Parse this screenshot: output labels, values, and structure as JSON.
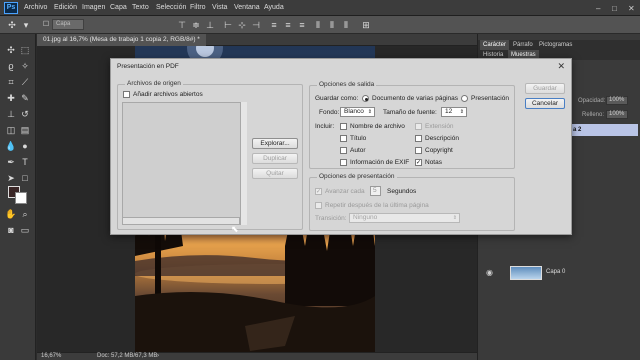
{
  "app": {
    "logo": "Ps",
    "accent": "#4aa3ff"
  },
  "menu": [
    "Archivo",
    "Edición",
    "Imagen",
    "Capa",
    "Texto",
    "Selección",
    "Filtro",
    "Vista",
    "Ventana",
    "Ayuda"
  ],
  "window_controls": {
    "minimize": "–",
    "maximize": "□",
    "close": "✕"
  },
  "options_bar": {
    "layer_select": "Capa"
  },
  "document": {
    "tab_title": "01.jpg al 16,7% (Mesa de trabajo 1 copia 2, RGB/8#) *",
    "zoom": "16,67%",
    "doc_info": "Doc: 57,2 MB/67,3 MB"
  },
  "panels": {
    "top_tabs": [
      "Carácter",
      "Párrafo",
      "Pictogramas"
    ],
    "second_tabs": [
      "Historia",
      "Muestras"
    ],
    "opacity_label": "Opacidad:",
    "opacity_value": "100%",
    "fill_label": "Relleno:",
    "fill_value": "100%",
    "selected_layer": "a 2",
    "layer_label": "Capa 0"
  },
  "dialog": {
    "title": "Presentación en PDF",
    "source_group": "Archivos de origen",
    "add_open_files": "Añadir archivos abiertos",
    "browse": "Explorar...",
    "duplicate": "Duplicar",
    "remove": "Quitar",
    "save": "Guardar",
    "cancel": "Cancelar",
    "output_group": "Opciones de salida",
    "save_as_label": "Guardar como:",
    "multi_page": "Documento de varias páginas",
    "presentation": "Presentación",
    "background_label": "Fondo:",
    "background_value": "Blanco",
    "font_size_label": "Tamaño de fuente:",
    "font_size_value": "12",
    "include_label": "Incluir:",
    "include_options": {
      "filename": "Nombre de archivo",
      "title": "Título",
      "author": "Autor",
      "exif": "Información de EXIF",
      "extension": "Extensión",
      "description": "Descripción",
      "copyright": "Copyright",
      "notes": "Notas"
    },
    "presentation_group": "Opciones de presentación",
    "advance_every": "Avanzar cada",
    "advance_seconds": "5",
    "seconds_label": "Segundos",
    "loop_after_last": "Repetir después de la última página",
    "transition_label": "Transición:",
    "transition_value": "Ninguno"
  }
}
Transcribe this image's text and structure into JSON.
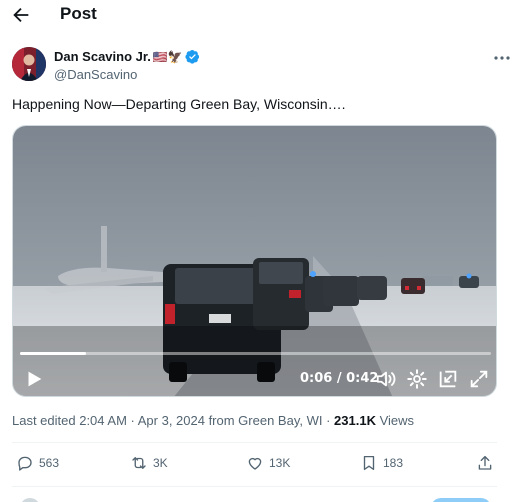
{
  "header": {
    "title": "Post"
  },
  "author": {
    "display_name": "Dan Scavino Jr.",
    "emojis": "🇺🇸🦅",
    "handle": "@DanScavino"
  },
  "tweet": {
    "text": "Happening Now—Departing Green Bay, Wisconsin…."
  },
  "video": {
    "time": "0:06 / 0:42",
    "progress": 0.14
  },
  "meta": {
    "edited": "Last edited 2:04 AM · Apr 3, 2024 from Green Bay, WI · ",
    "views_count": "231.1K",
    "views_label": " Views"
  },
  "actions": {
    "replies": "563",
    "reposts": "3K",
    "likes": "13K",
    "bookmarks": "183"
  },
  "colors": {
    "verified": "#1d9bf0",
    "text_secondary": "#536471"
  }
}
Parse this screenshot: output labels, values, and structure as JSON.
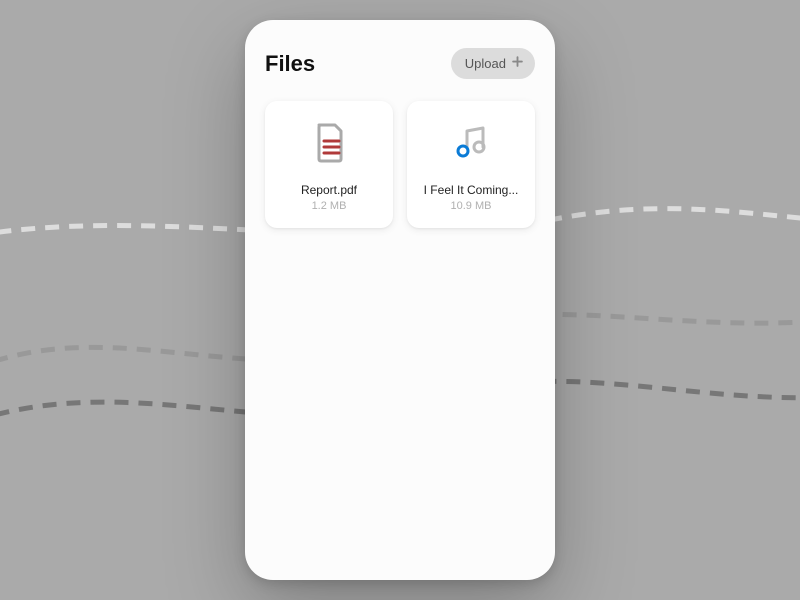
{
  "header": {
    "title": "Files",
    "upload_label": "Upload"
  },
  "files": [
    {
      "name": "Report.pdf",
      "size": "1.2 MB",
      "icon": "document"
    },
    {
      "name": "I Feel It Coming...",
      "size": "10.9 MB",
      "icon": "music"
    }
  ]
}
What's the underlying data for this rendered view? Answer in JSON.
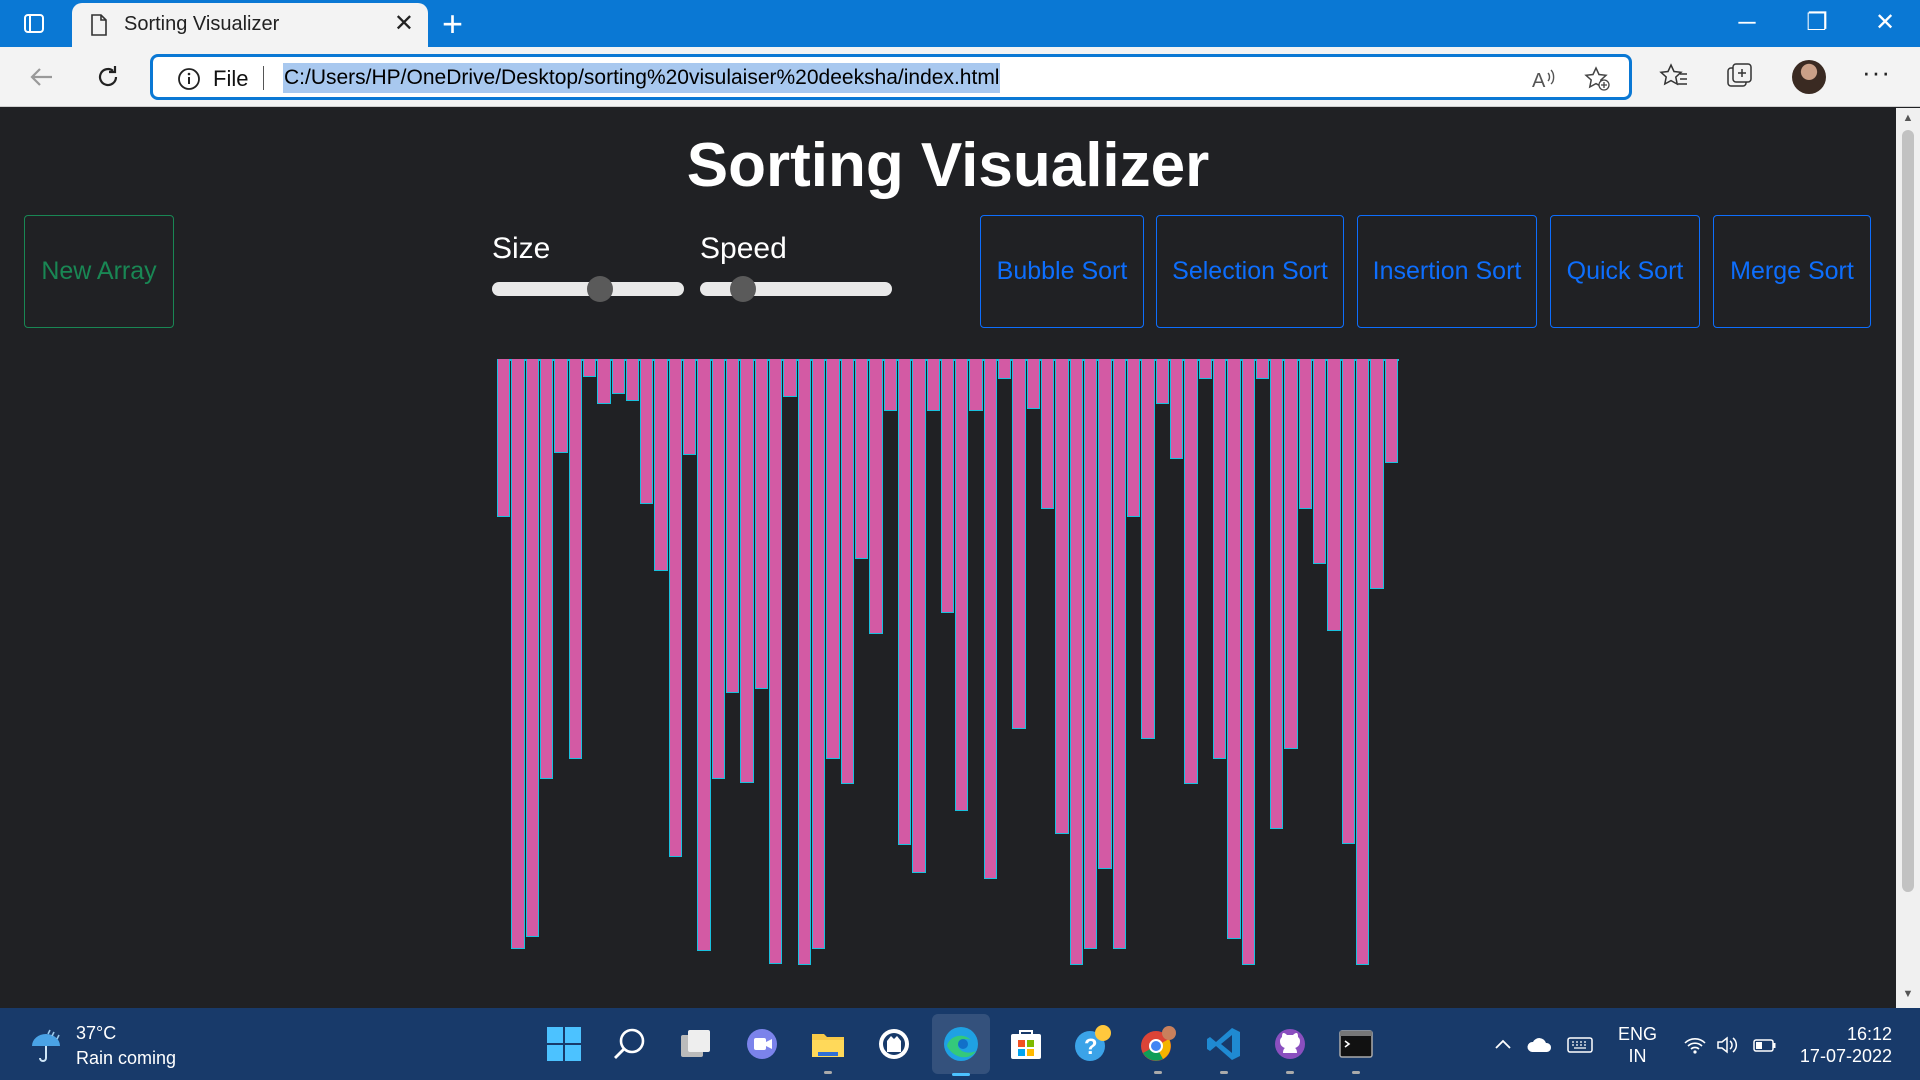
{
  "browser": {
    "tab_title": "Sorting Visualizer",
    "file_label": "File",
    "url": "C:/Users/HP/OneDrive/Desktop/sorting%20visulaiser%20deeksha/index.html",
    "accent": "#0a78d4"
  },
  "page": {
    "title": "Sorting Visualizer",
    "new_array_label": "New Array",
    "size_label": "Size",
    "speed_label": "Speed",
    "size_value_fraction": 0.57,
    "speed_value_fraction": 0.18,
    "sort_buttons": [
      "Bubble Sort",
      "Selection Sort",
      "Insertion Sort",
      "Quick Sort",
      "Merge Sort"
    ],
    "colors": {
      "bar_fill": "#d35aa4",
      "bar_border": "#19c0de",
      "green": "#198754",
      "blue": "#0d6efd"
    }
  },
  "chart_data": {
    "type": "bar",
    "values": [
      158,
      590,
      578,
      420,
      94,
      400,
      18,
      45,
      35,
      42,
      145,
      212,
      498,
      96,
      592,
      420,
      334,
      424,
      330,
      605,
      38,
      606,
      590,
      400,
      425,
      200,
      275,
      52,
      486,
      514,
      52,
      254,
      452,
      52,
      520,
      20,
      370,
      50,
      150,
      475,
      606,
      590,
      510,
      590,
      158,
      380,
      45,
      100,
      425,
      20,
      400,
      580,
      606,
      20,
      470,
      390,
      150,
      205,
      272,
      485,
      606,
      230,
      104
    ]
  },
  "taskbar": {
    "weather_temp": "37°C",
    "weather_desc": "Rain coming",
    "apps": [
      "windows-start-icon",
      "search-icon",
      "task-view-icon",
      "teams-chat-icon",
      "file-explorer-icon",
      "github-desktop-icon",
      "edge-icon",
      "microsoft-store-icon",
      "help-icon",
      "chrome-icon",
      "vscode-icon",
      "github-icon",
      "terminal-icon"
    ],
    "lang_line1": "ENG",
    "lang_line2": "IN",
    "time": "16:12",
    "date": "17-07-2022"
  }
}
• • • • • • •
**Work to do**
Output all the records, word for word, with no pictures in the copy.

**Output of the task**
Parse this screenshot: output labels, values, and structure as JSON.
{
  "app": {
    "logo": "Ps",
    "accent": "#4aa3ff"
  },
  "menu": [
    "Archivo",
    "Edición",
    "Imagen",
    "Capa",
    "Texto",
    "Selección",
    "Filtro",
    "Vista",
    "Ventana",
    "Ayuda"
  ],
  "window_controls": {
    "minimize": "–",
    "maximize": "□",
    "close": "✕"
  },
  "options_bar": {
    "layer_select": "Capa"
  },
  "document": {
    "tab_title": "01.jpg al 16,7% (Mesa de trabajo 1 copia 2, RGB/8#) *",
    "zoom": "16,67%",
    "doc_info": "Doc: 57,2 MB/67,3 MB"
  },
  "panels": {
    "top_tabs": [
      "Carácter",
      "Párrafo",
      "Pictogramas"
    ],
    "second_tabs": [
      "Historia",
      "Muestras"
    ],
    "opacity_label": "Opacidad:",
    "opacity_value": "100%",
    "fill_label": "Relleno:",
    "fill_value": "100%",
    "selected_layer": "a 2",
    "layer_label": "Capa 0"
  },
  "dialog": {
    "title": "Presentación en PDF",
    "source_group": "Archivos de origen",
    "add_open_files": "Añadir archivos abiertos",
    "browse": "Explorar...",
    "duplicate": "Duplicar",
    "remove": "Quitar",
    "save": "Guardar",
    "cancel": "Cancelar",
    "output_group": "Opciones de salida",
    "save_as_label": "Guardar como:",
    "multi_page": "Documento de varias páginas",
    "presentation": "Presentación",
    "background_label": "Fondo:",
    "background_value": "Blanco",
    "font_size_label": "Tamaño de fuente:",
    "font_size_value": "12",
    "include_label": "Incluir:",
    "include_options": {
      "filename": "Nombre de archivo",
      "title": "Título",
      "author": "Autor",
      "exif": "Información de EXIF",
      "extension": "Extensión",
      "description": "Descripción",
      "copyright": "Copyright",
      "notes": "Notas"
    },
    "presentation_group": "Opciones de presentación",
    "advance_every": "Avanzar cada",
    "advance_seconds": "5",
    "seconds_label": "Segundos",
    "loop_after_last": "Repetir después de la última página",
    "transition_label": "Transición:",
    "transition_value": "Ninguno"
  }
}
Transcribe this image's text and structure into JSON.
{
  "header": {
    "title": "Post"
  },
  "author": {
    "display_name": "Dan Scavino Jr.",
    "emojis": "🇺🇸🦅",
    "handle": "@DanScavino"
  },
  "tweet": {
    "text": "Happening Now—Departing Green Bay, Wisconsin…."
  },
  "video": {
    "time": "0:06 / 0:42",
    "progress": 0.14
  },
  "meta": {
    "edited": "Last edited 2:04 AM · Apr 3, 2024 from Green Bay, WI · ",
    "views_count": "231.1K",
    "views_label": " Views"
  },
  "actions": {
    "replies": "563",
    "reposts": "3K",
    "likes": "13K",
    "bookmarks": "183"
  },
  "colors": {
    "verified": "#1d9bf0",
    "text_secondary": "#536471"
  }
}
Parse this screenshot: output labels, values, and structure as JSON.
{
  "header": {
    "title": "Files",
    "upload_label": "Upload"
  },
  "files": [
    {
      "name": "Report.pdf",
      "size": "1.2 MB",
      "icon": "document"
    },
    {
      "name": "I Feel It Coming...",
      "size": "10.9 MB",
      "icon": "music"
    }
  ]
}
What's the underlying data for this rendered view? Answer in JSON.
{
  "browser": {
    "tab_title": "Sorting Visualizer",
    "file_label": "File",
    "url": "C:/Users/HP/OneDrive/Desktop/sorting%20visulaiser%20deeksha/index.html",
    "accent": "#0a78d4"
  },
  "page": {
    "title": "Sorting Visualizer",
    "new_array_label": "New Array",
    "size_label": "Size",
    "speed_label": "Speed",
    "size_value_fraction": 0.57,
    "speed_value_fraction": 0.18,
    "sort_buttons": [
      "Bubble Sort",
      "Selection Sort",
      "Insertion Sort",
      "Quick Sort",
      "Merge Sort"
    ],
    "colors": {
      "bar_fill": "#d35aa4",
      "bar_border": "#19c0de",
      "green": "#198754",
      "blue": "#0d6efd"
    }
  },
  "chart_data": {
    "type": "bar",
    "values": [
      158,
      590,
      578,
      420,
      94,
      400,
      18,
      45,
      35,
      42,
      145,
      212,
      498,
      96,
      592,
      420,
      334,
      424,
      330,
      605,
      38,
      606,
      590,
      400,
      425,
      200,
      275,
      52,
      486,
      514,
      52,
      254,
      452,
      52,
      520,
      20,
      370,
      50,
      150,
      475,
      606,
      590,
      510,
      590,
      158,
      380,
      45,
      100,
      425,
      20,
      400,
      580,
      606,
      20,
      470,
      390,
      150,
      205,
      272,
      485,
      606,
      230,
      104
    ]
  },
  "taskbar": {
    "weather_temp": "37°C",
    "weather_desc": "Rain coming",
    "apps": [
      "windows-start-icon",
      "search-icon",
      "task-view-icon",
      "teams-chat-icon",
      "file-explorer-icon",
      "github-desktop-icon",
      "edge-icon",
      "microsoft-store-icon",
      "help-icon",
      "chrome-icon",
      "vscode-icon",
      "github-icon",
      "terminal-icon"
    ],
    "lang_line1": "ENG",
    "lang_line2": "IN",
    "time": "16:12",
    "date": "17-07-2022"
  }
}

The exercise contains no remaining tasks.